Can you repeat each of the rows below word for word, changing nothing?

───── RECORDS FOR THE TASK ─────

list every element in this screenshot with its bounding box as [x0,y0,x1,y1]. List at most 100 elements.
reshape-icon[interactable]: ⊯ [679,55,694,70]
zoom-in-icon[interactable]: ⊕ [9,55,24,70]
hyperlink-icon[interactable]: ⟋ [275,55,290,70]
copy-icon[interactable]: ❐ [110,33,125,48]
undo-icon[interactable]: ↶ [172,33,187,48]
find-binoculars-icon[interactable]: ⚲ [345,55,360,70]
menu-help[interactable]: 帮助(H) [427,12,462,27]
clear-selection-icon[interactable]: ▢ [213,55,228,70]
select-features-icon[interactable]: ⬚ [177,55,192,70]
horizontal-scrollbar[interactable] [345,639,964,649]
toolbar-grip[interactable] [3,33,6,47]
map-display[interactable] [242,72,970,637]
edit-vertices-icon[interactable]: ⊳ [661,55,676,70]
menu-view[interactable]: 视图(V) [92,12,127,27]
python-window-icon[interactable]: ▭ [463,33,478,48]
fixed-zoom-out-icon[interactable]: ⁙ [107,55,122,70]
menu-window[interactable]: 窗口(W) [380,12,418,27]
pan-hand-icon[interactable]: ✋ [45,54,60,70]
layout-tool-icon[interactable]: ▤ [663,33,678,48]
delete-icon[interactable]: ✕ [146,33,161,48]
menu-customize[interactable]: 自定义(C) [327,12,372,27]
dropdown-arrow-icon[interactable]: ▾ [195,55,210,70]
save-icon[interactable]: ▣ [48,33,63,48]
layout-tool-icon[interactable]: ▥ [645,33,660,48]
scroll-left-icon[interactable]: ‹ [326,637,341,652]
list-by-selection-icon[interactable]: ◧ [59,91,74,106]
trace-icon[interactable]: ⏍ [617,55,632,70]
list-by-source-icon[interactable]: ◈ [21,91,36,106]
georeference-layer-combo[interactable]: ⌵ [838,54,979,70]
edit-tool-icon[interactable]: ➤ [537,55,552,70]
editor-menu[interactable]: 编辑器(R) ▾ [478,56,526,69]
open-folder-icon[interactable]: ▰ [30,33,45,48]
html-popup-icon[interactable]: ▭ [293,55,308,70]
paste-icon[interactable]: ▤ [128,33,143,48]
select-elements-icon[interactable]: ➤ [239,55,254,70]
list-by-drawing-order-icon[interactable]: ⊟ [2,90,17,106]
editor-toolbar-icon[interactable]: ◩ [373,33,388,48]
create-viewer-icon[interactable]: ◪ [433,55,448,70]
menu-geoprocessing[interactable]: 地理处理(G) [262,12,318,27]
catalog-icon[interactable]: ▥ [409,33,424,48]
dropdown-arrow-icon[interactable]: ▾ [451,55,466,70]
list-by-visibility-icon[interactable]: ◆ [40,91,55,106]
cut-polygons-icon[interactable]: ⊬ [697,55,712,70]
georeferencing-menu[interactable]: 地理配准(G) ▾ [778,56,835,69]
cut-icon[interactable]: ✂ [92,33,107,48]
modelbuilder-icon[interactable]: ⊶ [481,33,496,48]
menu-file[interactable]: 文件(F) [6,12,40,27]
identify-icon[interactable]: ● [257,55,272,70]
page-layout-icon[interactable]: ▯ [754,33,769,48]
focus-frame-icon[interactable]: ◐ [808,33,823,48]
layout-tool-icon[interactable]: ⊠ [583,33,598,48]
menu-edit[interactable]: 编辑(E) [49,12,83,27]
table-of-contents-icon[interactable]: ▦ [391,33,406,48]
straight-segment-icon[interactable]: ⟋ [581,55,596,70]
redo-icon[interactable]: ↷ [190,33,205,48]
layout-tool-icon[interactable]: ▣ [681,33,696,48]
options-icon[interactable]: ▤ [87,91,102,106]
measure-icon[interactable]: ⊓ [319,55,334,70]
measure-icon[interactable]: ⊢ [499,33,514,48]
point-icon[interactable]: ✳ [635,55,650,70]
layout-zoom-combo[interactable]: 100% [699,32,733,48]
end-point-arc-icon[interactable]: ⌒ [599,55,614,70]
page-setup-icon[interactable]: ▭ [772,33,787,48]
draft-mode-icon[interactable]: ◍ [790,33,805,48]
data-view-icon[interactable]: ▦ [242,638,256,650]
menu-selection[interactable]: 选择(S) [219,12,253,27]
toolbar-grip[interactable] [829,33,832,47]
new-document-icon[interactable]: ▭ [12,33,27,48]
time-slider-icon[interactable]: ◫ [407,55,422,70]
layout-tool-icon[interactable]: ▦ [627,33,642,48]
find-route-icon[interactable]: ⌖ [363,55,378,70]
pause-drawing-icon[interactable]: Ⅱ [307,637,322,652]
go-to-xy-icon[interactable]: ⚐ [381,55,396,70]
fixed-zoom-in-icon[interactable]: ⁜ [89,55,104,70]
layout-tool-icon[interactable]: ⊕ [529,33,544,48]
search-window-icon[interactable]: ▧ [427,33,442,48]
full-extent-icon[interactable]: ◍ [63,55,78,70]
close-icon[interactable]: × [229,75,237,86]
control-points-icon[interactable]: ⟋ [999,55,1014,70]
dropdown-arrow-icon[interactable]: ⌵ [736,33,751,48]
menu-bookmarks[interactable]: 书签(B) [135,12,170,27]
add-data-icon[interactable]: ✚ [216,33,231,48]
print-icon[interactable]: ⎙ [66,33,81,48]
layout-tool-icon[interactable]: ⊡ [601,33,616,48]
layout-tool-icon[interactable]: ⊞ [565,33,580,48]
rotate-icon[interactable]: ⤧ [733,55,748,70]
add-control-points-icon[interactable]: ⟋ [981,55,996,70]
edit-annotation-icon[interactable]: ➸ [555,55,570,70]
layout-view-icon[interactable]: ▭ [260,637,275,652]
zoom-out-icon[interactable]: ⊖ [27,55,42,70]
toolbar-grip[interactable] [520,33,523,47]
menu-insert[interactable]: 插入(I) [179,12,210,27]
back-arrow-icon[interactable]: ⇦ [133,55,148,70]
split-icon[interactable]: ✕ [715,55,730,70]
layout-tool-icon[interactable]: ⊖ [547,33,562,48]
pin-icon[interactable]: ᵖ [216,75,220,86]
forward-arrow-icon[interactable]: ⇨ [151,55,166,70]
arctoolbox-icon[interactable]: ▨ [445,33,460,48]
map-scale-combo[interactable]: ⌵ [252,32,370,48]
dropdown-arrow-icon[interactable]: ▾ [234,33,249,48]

─────

WRITTEN RESPONSE >>
list every element in this screenshot with its bounding box as [x0,y0,x1,y1]. List at most 100 elements.
reshape-icon[interactable]: ⊯ [679,55,694,70]
zoom-in-icon[interactable]: ⊕ [9,55,24,70]
hyperlink-icon[interactable]: ⟋ [275,55,290,70]
copy-icon[interactable]: ❐ [110,33,125,48]
undo-icon[interactable]: ↶ [172,33,187,48]
find-binoculars-icon[interactable]: ⚲ [345,55,360,70]
menu-help[interactable]: 帮助(H) [427,12,462,27]
clear-selection-icon[interactable]: ▢ [213,55,228,70]
select-features-icon[interactable]: ⬚ [177,55,192,70]
horizontal-scrollbar[interactable] [345,639,964,649]
toolbar-grip[interactable] [3,33,6,47]
map-display[interactable] [242,72,970,637]
edit-vertices-icon[interactable]: ⊳ [661,55,676,70]
menu-view[interactable]: 视图(V) [92,12,127,27]
python-window-icon[interactable]: ▭ [463,33,478,48]
fixed-zoom-out-icon[interactable]: ⁙ [107,55,122,70]
menu-window[interactable]: 窗口(W) [380,12,418,27]
pan-hand-icon[interactable]: ✋ [45,54,60,70]
layout-tool-icon[interactable]: ▤ [663,33,678,48]
delete-icon[interactable]: ✕ [146,33,161,48]
menu-customize[interactable]: 自定义(C) [327,12,372,27]
dropdown-arrow-icon[interactable]: ▾ [195,55,210,70]
save-icon[interactable]: ▣ [48,33,63,48]
layout-tool-icon[interactable]: ▥ [645,33,660,48]
scroll-left-icon[interactable]: ‹ [326,637,341,652]
list-by-selection-icon[interactable]: ◧ [59,91,74,106]
trace-icon[interactable]: ⏍ [617,55,632,70]
list-by-source-icon[interactable]: ◈ [21,91,36,106]
georeference-layer-combo[interactable]: ⌵ [838,54,979,70]
edit-tool-icon[interactable]: ➤ [537,55,552,70]
editor-menu[interactable]: 编辑器(R) ▾ [478,56,526,69]
open-folder-icon[interactable]: ▰ [30,33,45,48]
html-popup-icon[interactable]: ▭ [293,55,308,70]
paste-icon[interactable]: ▤ [128,33,143,48]
select-elements-icon[interactable]: ➤ [239,55,254,70]
list-by-drawing-order-icon[interactable]: ⊟ [2,90,17,106]
editor-toolbar-icon[interactable]: ◩ [373,33,388,48]
create-viewer-icon[interactable]: ◪ [433,55,448,70]
menu-geoprocessing[interactable]: 地理处理(G) [262,12,318,27]
catalog-icon[interactable]: ▥ [409,33,424,48]
dropdown-arrow-icon[interactable]: ▾ [451,55,466,70]
list-by-visibility-icon[interactable]: ◆ [40,91,55,106]
cut-polygons-icon[interactable]: ⊬ [697,55,712,70]
georeferencing-menu[interactable]: 地理配准(G) ▾ [778,56,835,69]
cut-icon[interactable]: ✂ [92,33,107,48]
modelbuilder-icon[interactable]: ⊶ [481,33,496,48]
menu-file[interactable]: 文件(F) [6,12,40,27]
identify-icon[interactable]: ● [257,55,272,70]
page-layout-icon[interactable]: ▯ [754,33,769,48]
focus-frame-icon[interactable]: ◐ [808,33,823,48]
layout-tool-icon[interactable]: ⊠ [583,33,598,48]
menu-edit[interactable]: 编辑(E) [49,12,83,27]
table-of-contents-icon[interactable]: ▦ [391,33,406,48]
straight-segment-icon[interactable]: ⟋ [581,55,596,70]
redo-icon[interactable]: ↷ [190,33,205,48]
layout-tool-icon[interactable]: ▣ [681,33,696,48]
options-icon[interactable]: ▤ [87,91,102,106]
measure-icon[interactable]: ⊓ [319,55,334,70]
measure-icon[interactable]: ⊢ [499,33,514,48]
point-icon[interactable]: ✳ [635,55,650,70]
layout-zoom-combo[interactable]: 100% [699,32,733,48]
end-point-arc-icon[interactable]: ⌒ [599,55,614,70]
page-setup-icon[interactable]: ▭ [772,33,787,48]
draft-mode-icon[interactable]: ◍ [790,33,805,48]
data-view-icon[interactable]: ▦ [242,638,256,650]
menu-selection[interactable]: 选择(S) [219,12,253,27]
toolbar-grip[interactable] [829,33,832,47]
new-document-icon[interactable]: ▭ [12,33,27,48]
time-slider-icon[interactable]: ◫ [407,55,422,70]
layout-tool-icon[interactable]: ▦ [627,33,642,48]
find-route-icon[interactable]: ⌖ [363,55,378,70]
pause-drawing-icon[interactable]: Ⅱ [307,637,322,652]
go-to-xy-icon[interactable]: ⚐ [381,55,396,70]
fixed-zoom-in-icon[interactable]: ⁜ [89,55,104,70]
layout-tool-icon[interactable]: ⊕ [529,33,544,48]
search-window-icon[interactable]: ▧ [427,33,442,48]
full-extent-icon[interactable]: ◍ [63,55,78,70]
close-icon[interactable]: × [229,75,237,86]
control-points-icon[interactable]: ⟋ [999,55,1014,70]
dropdown-arrow-icon[interactable]: ⌵ [736,33,751,48]
menu-bookmarks[interactable]: 书签(B) [135,12,170,27]
add-data-icon[interactable]: ✚ [216,33,231,48]
print-icon[interactable]: ⎙ [66,33,81,48]
layout-tool-icon[interactable]: ⊡ [601,33,616,48]
layout-tool-icon[interactable]: ⊞ [565,33,580,48]
rotate-icon[interactable]: ⤧ [733,55,748,70]
add-control-points-icon[interactable]: ⟋ [981,55,996,70]
edit-annotation-icon[interactable]: ➸ [555,55,570,70]
layout-view-icon[interactable]: ▭ [260,637,275,652]
zoom-out-icon[interactable]: ⊖ [27,55,42,70]
toolbar-grip[interactable] [520,33,523,47]
menu-insert[interactable]: 插入(I) [179,12,210,27]
back-arrow-icon[interactable]: ⇦ [133,55,148,70]
split-icon[interactable]: ✕ [715,55,730,70]
layout-tool-icon[interactable]: ⊖ [547,33,562,48]
pin-icon[interactable]: ᵖ [216,75,220,86]
forward-arrow-icon[interactable]: ⇨ [151,55,166,70]
arctoolbox-icon[interactable]: ▨ [445,33,460,48]
map-scale-combo[interactable]: ⌵ [252,32,370,48]
dropdown-arrow-icon[interactable]: ▾ [234,33,249,48]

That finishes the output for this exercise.